[BUT DE LA TÂCHE]
Indiquez, d'après l'extrait à lire, qui a introduit les termes « usage référentiel » et « usage attributif » pour décrire deux usages du SN défini.

Dans le chapitre 5, l'auteur propose de distinguer deux types de spécificité dans les SN indéfinis: la spécificité opaque et la spécificité transparente. En outre, il discerne deux cas intermédiaires où le SN indéfini n'est ni spécifique, ni nonspécifique: il s'agit d'une part d'un réfèrent hypothétique, d'autre part d'un SN en position d'attribut.

Le chapitre 6 présente l'intéressante hypothèse que le SN défini attribut, comme par exemple la capitale de la France dans Paris est la capitale de la France, peut assumer une fonction référentielle et qu'il le fait dans les énoncés d'identité référentielle (a = b). Ce chapitre contient également des observations fines sur l'emploi attributif des SN indéfinis référant aux participants de la communication linguistique, tels que une domestique désignant le locuteur dans Vous croyez qu'elle va écouter une domestique?

Le dernier chapitre porte sur divers problèmes concernant les propositions relatives, et l'intérêt se concentre autour de la distinction relative restrictive / relative appositive. Les observations de NF au sujet des rôles respectifs des deux types de relatives semblent justes: la restrictive, qui sert à l'identification du réfèrent du SN antécédent, aurait un but référentiel, alors que l'appositive, en ajoutant au contenu sémantique de la phrase, servirait un but attributif. Ce serait donc la suppression de l'appositive plutôt que celle de la restrictive qui risquerait de sévèrement modifier le contenu sémantique de la phrase par opposition à ce qui est traditionnellement reconnu.

Si la deuxième partie contient donc, elle aussi, des remarques et des réflexions intéressantes, c'est encore l'emploi que NF fait des termes adoptés qui prête le flanc à la critique. Il est à mon avis regrettable que NF essaie de mettre toutes ses observations perspicaces dans le même sac, à savoir la dichotomie usage référentiel / usage attributif. Ces termes ont été introduits par Donnellan afin de décrire deux usages (ou sens) du SN défini. Si on étend leur champ d'application à d'autres domaines, tels que le SN indéfini, l'article ou la relative, il me semble nécessaire de préciser chaque fois en quoi consiste la distinction qu'ils sont censés couvrir. Si on ne le fait pas, ils risquent de devenir trop imprécis, perdant ainsi leur valeur operative et explicative initiale.

[DONNÉES FOURNIES]
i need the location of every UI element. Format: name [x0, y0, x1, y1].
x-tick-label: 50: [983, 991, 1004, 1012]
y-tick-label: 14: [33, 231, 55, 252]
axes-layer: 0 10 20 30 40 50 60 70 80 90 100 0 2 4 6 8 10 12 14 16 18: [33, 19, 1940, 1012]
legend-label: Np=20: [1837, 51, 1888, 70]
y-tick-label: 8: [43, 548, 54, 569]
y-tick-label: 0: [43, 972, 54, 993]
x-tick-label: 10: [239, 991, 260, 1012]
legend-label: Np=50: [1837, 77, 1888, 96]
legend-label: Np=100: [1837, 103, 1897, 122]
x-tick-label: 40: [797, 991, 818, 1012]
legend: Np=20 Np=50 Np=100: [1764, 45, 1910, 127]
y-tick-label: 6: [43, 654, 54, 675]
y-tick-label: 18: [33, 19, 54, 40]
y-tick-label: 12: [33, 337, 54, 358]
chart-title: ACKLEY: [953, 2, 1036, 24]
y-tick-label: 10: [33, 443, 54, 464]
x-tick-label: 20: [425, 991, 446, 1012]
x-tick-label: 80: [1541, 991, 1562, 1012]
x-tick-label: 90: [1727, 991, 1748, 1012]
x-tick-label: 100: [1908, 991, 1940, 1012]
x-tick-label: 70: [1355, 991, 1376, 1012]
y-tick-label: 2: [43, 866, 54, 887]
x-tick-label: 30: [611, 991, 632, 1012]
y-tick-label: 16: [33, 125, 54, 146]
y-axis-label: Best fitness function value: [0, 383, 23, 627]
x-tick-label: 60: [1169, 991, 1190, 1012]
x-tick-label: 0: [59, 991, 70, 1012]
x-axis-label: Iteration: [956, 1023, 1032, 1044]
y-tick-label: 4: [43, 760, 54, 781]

[RÉPONSE CI-DESSOUS]
Ces termes ont été introduits par Donnellan.